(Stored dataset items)
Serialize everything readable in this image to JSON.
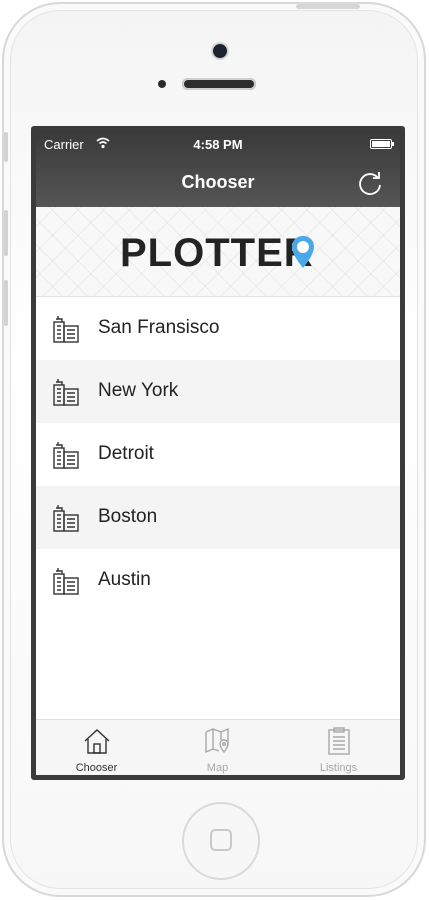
{
  "status_bar": {
    "carrier": "Carrier",
    "time": "4:58 PM",
    "battery_level": 1.0
  },
  "navbar": {
    "title": "Chooser"
  },
  "header": {
    "logo_text": "PLOTTER"
  },
  "cities": [
    {
      "name": "San Fransisco"
    },
    {
      "name": "New York"
    },
    {
      "name": "Detroit"
    },
    {
      "name": "Boston"
    },
    {
      "name": "Austin"
    }
  ],
  "tabs": [
    {
      "label": "Chooser",
      "icon": "home-icon",
      "active": true
    },
    {
      "label": "Map",
      "icon": "map-icon",
      "active": false
    },
    {
      "label": "Listings",
      "icon": "clipboard-icon",
      "active": false
    }
  ],
  "colors": {
    "accent": "#4aa8e8",
    "navbar": "#4a4a4a",
    "active_tab": "#333333",
    "inactive_tab": "#a8a8a8"
  }
}
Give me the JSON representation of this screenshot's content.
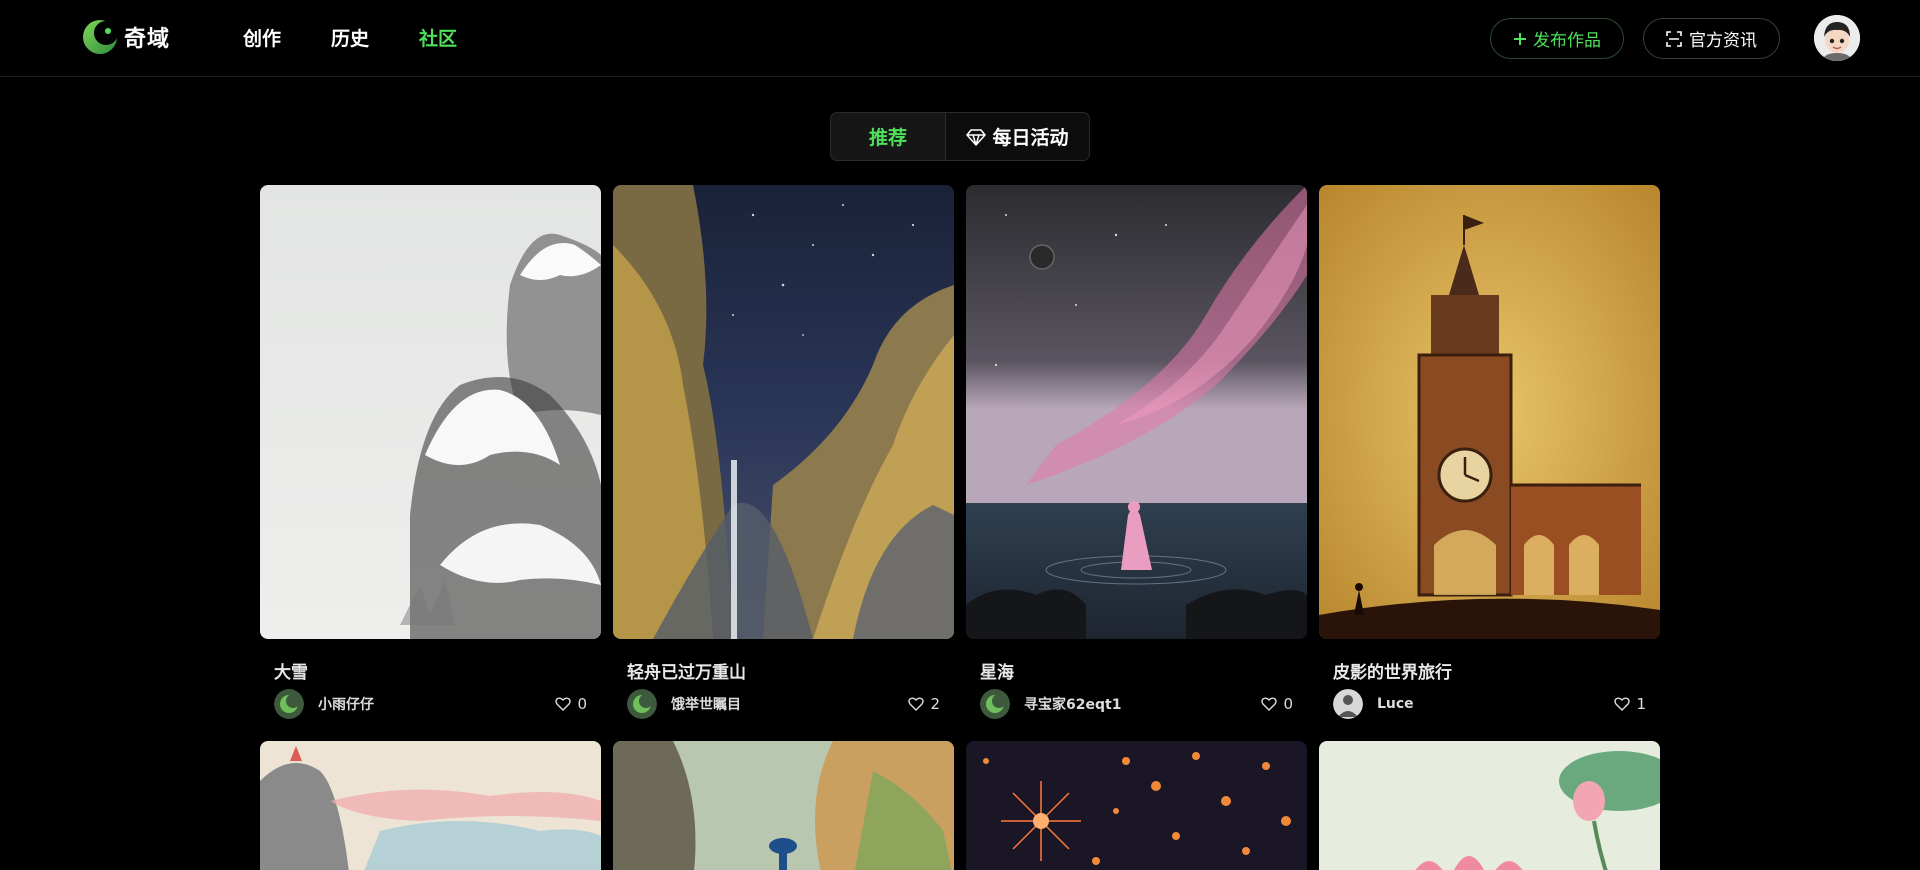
{
  "app": {
    "logo_text": "奇域",
    "logo_icon": "crescent-logo-icon"
  },
  "nav": [
    {
      "label": "创作",
      "active": false
    },
    {
      "label": "历史",
      "active": false
    },
    {
      "label": "社区",
      "active": true
    }
  ],
  "header": {
    "publish_label": "发布作品",
    "news_label": "官方资讯",
    "accent_color": "#4ee05a"
  },
  "tabs": [
    {
      "label": "推荐",
      "active": true
    },
    {
      "label": "每日活动",
      "icon": "diamond-icon",
      "active": false
    }
  ],
  "cards": [
    {
      "title": "大雪",
      "author": "小雨仔仔",
      "likes": "0"
    },
    {
      "title": "轻舟已过万重山",
      "author": "饿举世瞩目",
      "likes": "2"
    },
    {
      "title": "星海",
      "author": "寻宝家62eqt1",
      "likes": "0"
    },
    {
      "title": "皮影的世界旅行",
      "author": "Luce",
      "likes": "1"
    }
  ]
}
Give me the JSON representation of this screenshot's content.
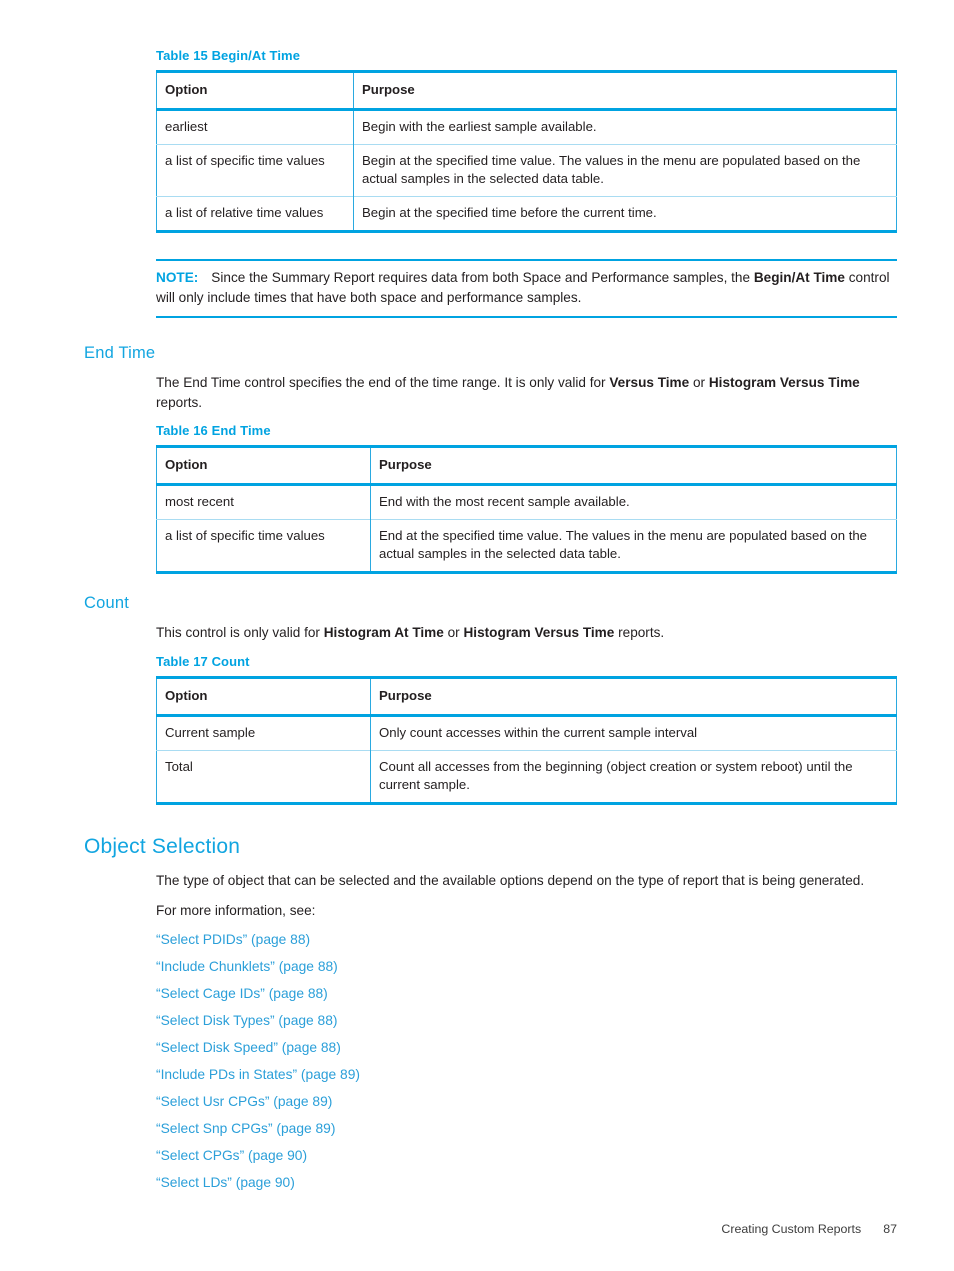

* _Prompt_
Extract all lines that hold the word "icon".

* _Answer to the problem_
      "icon": "home-icon",
      "icon": "map-icon",
      "icon": "clipboard-icon",
    "logo_icon": "crescent-logo-icon"
      "icon": "diamond-icon",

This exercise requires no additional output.